Data extract>
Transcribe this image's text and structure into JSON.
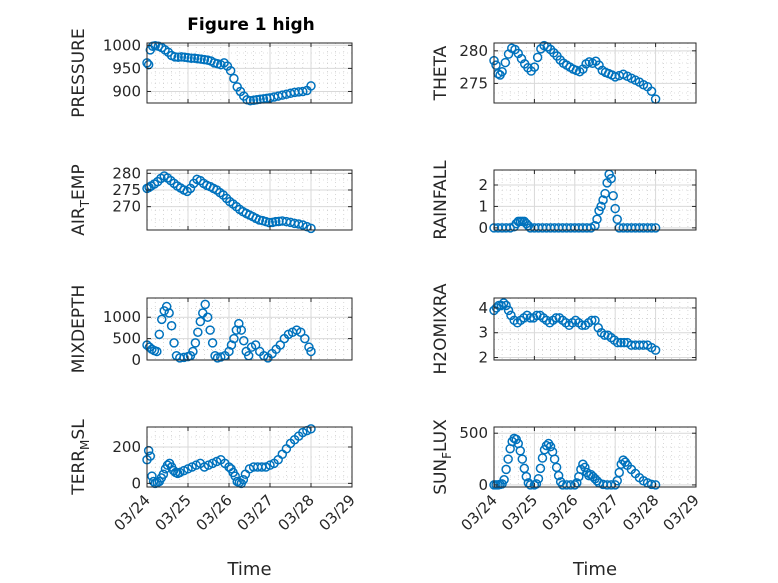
{
  "figure_title": "Figure 1 high",
  "colors": {
    "marker": "#0072BD",
    "axis": "#262626",
    "grid": "#d9d9d9",
    "minor_grid": "#bfbfbf"
  },
  "chart_data": [
    {
      "type": "scatter",
      "ylabel": "PRESSURE",
      "yticks": [
        "900",
        "950",
        "1000"
      ],
      "ytick_values": [
        900,
        950,
        1000
      ],
      "ylim": [
        875,
        1005
      ],
      "xlim": [
        0,
        5
      ],
      "xticks": [],
      "xlabel": "",
      "series": [
        {
          "x": [
            0.0,
            0.04,
            0.08,
            0.14,
            0.2,
            0.28,
            0.36,
            0.44,
            0.52,
            0.6,
            0.68,
            0.76,
            0.84,
            0.92,
            1.0,
            1.08,
            1.16,
            1.24,
            1.32,
            1.4,
            1.48,
            1.56,
            1.64,
            1.72,
            1.8,
            1.88,
            1.96,
            2.04,
            2.12,
            2.2,
            2.28,
            2.36,
            2.44,
            2.52,
            2.6,
            2.68,
            2.76,
            2.84,
            2.92,
            3.0,
            3.1,
            3.2,
            3.3,
            3.4,
            3.5,
            3.6,
            3.7,
            3.8,
            3.9,
            4.0
          ],
          "y": [
            962,
            958,
            990,
            998,
            999,
            998,
            995,
            990,
            985,
            978,
            975,
            974,
            975,
            974,
            973,
            972,
            972,
            971,
            970,
            969,
            968,
            966,
            962,
            960,
            958,
            962,
            955,
            945,
            928,
            910,
            900,
            890,
            882,
            880,
            881,
            882,
            883,
            884,
            885,
            886,
            888,
            890,
            892,
            894,
            896,
            898,
            899,
            900,
            902,
            912
          ]
        }
      ]
    },
    {
      "type": "scatter",
      "ylabel": "THETA",
      "yticks": [
        "275",
        "280"
      ],
      "ytick_values": [
        275,
        280
      ],
      "ylim": [
        272,
        281.2
      ],
      "xlim": [
        0,
        5
      ],
      "xticks": [],
      "xlabel": "",
      "series": [
        {
          "x": [
            0.0,
            0.05,
            0.1,
            0.15,
            0.2,
            0.28,
            0.36,
            0.44,
            0.52,
            0.6,
            0.68,
            0.76,
            0.84,
            0.92,
            1.0,
            1.08,
            1.16,
            1.24,
            1.32,
            1.4,
            1.48,
            1.56,
            1.64,
            1.72,
            1.8,
            1.88,
            1.96,
            2.04,
            2.12,
            2.2,
            2.28,
            2.36,
            2.44,
            2.52,
            2.6,
            2.68,
            2.76,
            2.84,
            2.92,
            3.0,
            3.1,
            3.2,
            3.3,
            3.4,
            3.5,
            3.6,
            3.7,
            3.8,
            3.9,
            4.0
          ],
          "y": [
            278.5,
            277.8,
            276.5,
            276.3,
            276.8,
            278.2,
            279.5,
            280.4,
            280.2,
            279.6,
            278.8,
            278.0,
            277.4,
            276.9,
            277.5,
            279.0,
            280.3,
            280.8,
            280.6,
            280.2,
            279.7,
            279.2,
            278.6,
            278.1,
            277.8,
            277.5,
            277.2,
            277.0,
            276.8,
            277.2,
            278.0,
            278.3,
            278.1,
            278.4,
            277.8,
            277.0,
            276.7,
            276.5,
            276.3,
            276.0,
            276.2,
            276.4,
            276.1,
            275.8,
            275.5,
            275.2,
            274.8,
            274.5,
            273.8,
            272.6
          ]
        }
      ]
    },
    {
      "type": "scatter",
      "ylabel": "AIR_TEMP",
      "yticks": [
        "270",
        "275",
        "280"
      ],
      "ytick_values": [
        270,
        275,
        280
      ],
      "ylim": [
        263,
        281
      ],
      "xlim": [
        0,
        5
      ],
      "xticks": [],
      "xlabel": "",
      "series": [
        {
          "x": [
            0.0,
            0.05,
            0.1,
            0.18,
            0.26,
            0.34,
            0.42,
            0.5,
            0.58,
            0.66,
            0.74,
            0.82,
            0.9,
            0.98,
            1.06,
            1.14,
            1.22,
            1.3,
            1.38,
            1.46,
            1.54,
            1.62,
            1.7,
            1.78,
            1.86,
            1.94,
            2.02,
            2.1,
            2.18,
            2.26,
            2.34,
            2.42,
            2.5,
            2.58,
            2.66,
            2.74,
            2.82,
            2.9,
            2.98,
            3.06,
            3.14,
            3.22,
            3.3,
            3.4,
            3.5,
            3.6,
            3.7,
            3.8,
            3.9,
            4.0
          ],
          "y": [
            275.5,
            275.8,
            276.2,
            276.8,
            277.5,
            278.5,
            279.2,
            278.6,
            277.8,
            277.0,
            276.2,
            275.6,
            275.0,
            274.6,
            275.5,
            277.0,
            278.2,
            277.8,
            277.0,
            276.4,
            276.0,
            275.5,
            275.0,
            274.2,
            273.5,
            272.5,
            271.5,
            270.8,
            270.0,
            269.2,
            268.5,
            268.0,
            267.5,
            267.0,
            266.5,
            266.0,
            265.8,
            265.5,
            265.2,
            265.3,
            265.5,
            265.6,
            265.7,
            265.5,
            265.3,
            265.0,
            264.8,
            264.5,
            264.0,
            263.5
          ]
        }
      ]
    },
    {
      "type": "scatter",
      "ylabel": "RAINFALL",
      "yticks": [
        "0",
        "1",
        "2"
      ],
      "ytick_values": [
        0,
        1,
        2
      ],
      "ylim": [
        -0.1,
        2.7
      ],
      "xlim": [
        0,
        5
      ],
      "xticks": [],
      "xlabel": "",
      "series": [
        {
          "x": [
            0.0,
            0.1,
            0.2,
            0.3,
            0.4,
            0.5,
            0.55,
            0.6,
            0.65,
            0.7,
            0.75,
            0.8,
            0.85,
            0.9,
            1.0,
            1.1,
            1.2,
            1.3,
            1.4,
            1.5,
            1.6,
            1.7,
            1.8,
            1.9,
            2.0,
            2.1,
            2.2,
            2.3,
            2.4,
            2.5,
            2.55,
            2.6,
            2.65,
            2.7,
            2.75,
            2.8,
            2.85,
            2.9,
            2.95,
            3.0,
            3.05,
            3.1,
            3.2,
            3.3,
            3.4,
            3.5,
            3.6,
            3.7,
            3.8,
            3.9,
            4.0
          ],
          "y": [
            0,
            0,
            0,
            0,
            0,
            0.05,
            0.2,
            0.3,
            0.3,
            0.3,
            0.3,
            0.2,
            0.1,
            0,
            0,
            0,
            0,
            0,
            0,
            0,
            0,
            0,
            0,
            0,
            0,
            0,
            0,
            0,
            0,
            0.1,
            0.4,
            0.8,
            1.0,
            1.3,
            1.6,
            2.1,
            2.5,
            2.3,
            1.5,
            0.9,
            0.4,
            0,
            0,
            0,
            0,
            0,
            0,
            0,
            0,
            0,
            0
          ]
        }
      ]
    },
    {
      "type": "scatter",
      "ylabel": "MIXDEPTH",
      "yticks": [
        "0",
        "500",
        "1000"
      ],
      "ytick_values": [
        0,
        500,
        1000
      ],
      "ylim": [
        0,
        1450
      ],
      "xlim": [
        0,
        5
      ],
      "xticks": [],
      "xlabel": "",
      "series": [
        {
          "x": [
            0.0,
            0.06,
            0.12,
            0.18,
            0.24,
            0.3,
            0.36,
            0.42,
            0.48,
            0.54,
            0.6,
            0.66,
            0.72,
            0.8,
            0.9,
            1.0,
            1.06,
            1.12,
            1.18,
            1.24,
            1.3,
            1.36,
            1.42,
            1.48,
            1.54,
            1.6,
            1.66,
            1.72,
            1.8,
            1.9,
            2.0,
            2.06,
            2.12,
            2.18,
            2.24,
            2.3,
            2.36,
            2.42,
            2.48,
            2.55,
            2.65,
            2.75,
            2.85,
            2.95,
            3.05,
            3.15,
            3.25,
            3.35,
            3.45,
            3.55,
            3.65,
            3.75,
            3.85,
            3.95,
            4.0
          ],
          "y": [
            350,
            300,
            250,
            220,
            200,
            600,
            950,
            1150,
            1250,
            1100,
            800,
            400,
            100,
            50,
            60,
            80,
            100,
            200,
            400,
            650,
            900,
            1100,
            1300,
            1000,
            700,
            400,
            100,
            50,
            70,
            100,
            200,
            350,
            500,
            700,
            850,
            700,
            450,
            200,
            100,
            300,
            350,
            200,
            100,
            50,
            150,
            250,
            350,
            500,
            600,
            650,
            700,
            650,
            500,
            300,
            200
          ]
        }
      ]
    },
    {
      "type": "scatter",
      "ylabel": "H2OMIXRA",
      "yticks": [
        "2",
        "3",
        "4"
      ],
      "ytick_values": [
        2,
        3,
        4
      ],
      "ylim": [
        1.9,
        4.4
      ],
      "xlim": [
        0,
        5
      ],
      "xticks": [],
      "xlabel": "",
      "series": [
        {
          "x": [
            0.0,
            0.06,
            0.12,
            0.18,
            0.24,
            0.3,
            0.36,
            0.42,
            0.5,
            0.58,
            0.66,
            0.74,
            0.82,
            0.9,
            0.98,
            1.06,
            1.14,
            1.22,
            1.3,
            1.38,
            1.46,
            1.54,
            1.62,
            1.7,
            1.78,
            1.86,
            1.94,
            2.02,
            2.1,
            2.18,
            2.26,
            2.34,
            2.42,
            2.5,
            2.58,
            2.66,
            2.74,
            2.82,
            2.9,
            2.98,
            3.06,
            3.14,
            3.22,
            3.3,
            3.4,
            3.5,
            3.6,
            3.7,
            3.8,
            3.9,
            4.0
          ],
          "y": [
            3.9,
            4.0,
            4.1,
            4.1,
            4.2,
            4.1,
            3.9,
            3.7,
            3.5,
            3.4,
            3.5,
            3.6,
            3.7,
            3.6,
            3.6,
            3.7,
            3.7,
            3.6,
            3.5,
            3.4,
            3.5,
            3.6,
            3.6,
            3.5,
            3.4,
            3.3,
            3.4,
            3.5,
            3.4,
            3.3,
            3.3,
            3.4,
            3.5,
            3.5,
            3.2,
            3.0,
            2.9,
            2.9,
            2.8,
            2.7,
            2.6,
            2.6,
            2.6,
            2.6,
            2.5,
            2.5,
            2.5,
            2.5,
            2.5,
            2.4,
            2.3
          ]
        }
      ]
    },
    {
      "type": "scatter",
      "ylabel": "TERR_MSL",
      "yticks": [
        "0",
        "200"
      ],
      "ytick_values": [
        0,
        200
      ],
      "ylim": [
        -20,
        310
      ],
      "xlim": [
        0,
        5
      ],
      "xticks": [
        "03/24",
        "03/25",
        "03/26",
        "03/27",
        "03/28",
        "03/29"
      ],
      "xtick_values": [
        0,
        1,
        2,
        3,
        4,
        5
      ],
      "xlabel": "Time",
      "series": [
        {
          "x": [
            0.0,
            0.04,
            0.08,
            0.12,
            0.16,
            0.2,
            0.25,
            0.3,
            0.35,
            0.4,
            0.45,
            0.5,
            0.55,
            0.6,
            0.65,
            0.7,
            0.75,
            0.8,
            0.9,
            1.0,
            1.1,
            1.2,
            1.3,
            1.4,
            1.5,
            1.6,
            1.7,
            1.8,
            1.9,
            2.0,
            2.05,
            2.1,
            2.15,
            2.2,
            2.25,
            2.3,
            2.35,
            2.4,
            2.5,
            2.6,
            2.7,
            2.8,
            2.9,
            3.0,
            3.1,
            3.2,
            3.3,
            3.4,
            3.5,
            3.6,
            3.7,
            3.8,
            3.9,
            4.0
          ],
          "y": [
            130,
            180,
            150,
            40,
            10,
            0,
            5,
            10,
            30,
            50,
            80,
            100,
            110,
            90,
            70,
            60,
            55,
            60,
            70,
            80,
            90,
            100,
            110,
            90,
            100,
            110,
            120,
            130,
            110,
            90,
            80,
            60,
            40,
            10,
            5,
            0,
            20,
            50,
            80,
            90,
            90,
            90,
            90,
            100,
            110,
            130,
            160,
            190,
            220,
            240,
            260,
            280,
            290,
            300
          ]
        }
      ]
    },
    {
      "type": "scatter",
      "ylabel": "SUN_FLUX",
      "yticks": [
        "0",
        "500"
      ],
      "ytick_values": [
        0,
        500
      ],
      "ylim": [
        -20,
        560
      ],
      "xlim": [
        0,
        5
      ],
      "xticks": [
        "03/24",
        "03/25",
        "03/26",
        "03/27",
        "03/28",
        "03/29"
      ],
      "xtick_values": [
        0,
        1,
        2,
        3,
        4,
        5
      ],
      "xlabel": "Time",
      "series": [
        {
          "x": [
            0.0,
            0.05,
            0.1,
            0.15,
            0.2,
            0.25,
            0.3,
            0.35,
            0.4,
            0.45,
            0.5,
            0.55,
            0.6,
            0.65,
            0.7,
            0.75,
            0.8,
            0.85,
            0.9,
            1.0,
            1.05,
            1.1,
            1.15,
            1.2,
            1.25,
            1.3,
            1.35,
            1.4,
            1.45,
            1.5,
            1.55,
            1.6,
            1.65,
            1.7,
            1.8,
            1.9,
            2.0,
            2.05,
            2.1,
            2.15,
            2.2,
            2.25,
            2.3,
            2.35,
            2.4,
            2.45,
            2.5,
            2.55,
            2.6,
            2.7,
            2.8,
            2.9,
            3.0,
            3.05,
            3.1,
            3.15,
            3.2,
            3.25,
            3.3,
            3.4,
            3.5,
            3.6,
            3.7,
            3.8,
            3.9,
            4.0
          ],
          "y": [
            0,
            0,
            0,
            5,
            10,
            50,
            150,
            250,
            350,
            420,
            450,
            440,
            400,
            330,
            250,
            160,
            80,
            20,
            0,
            0,
            10,
            60,
            160,
            260,
            340,
            380,
            400,
            370,
            320,
            250,
            170,
            90,
            30,
            0,
            0,
            0,
            0,
            20,
            80,
            150,
            200,
            170,
            120,
            90,
            100,
            80,
            60,
            40,
            20,
            5,
            0,
            0,
            0,
            40,
            120,
            200,
            240,
            220,
            190,
            150,
            110,
            70,
            40,
            20,
            5,
            0
          ]
        }
      ]
    }
  ]
}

Task to complete> Copy out each line of the data containing the string "ylabel".

The completed task>
      "ylabel": "PRESSURE",
      "ylabel": "THETA",
      "ylabel": "AIR_TEMP",
      "ylabel": "RAINFALL",
      "ylabel": "MIXDEPTH",
      "ylabel": "H2OMIXRA",
      "ylabel": "TERR_MSL",
      "ylabel": "SUN_FLUX",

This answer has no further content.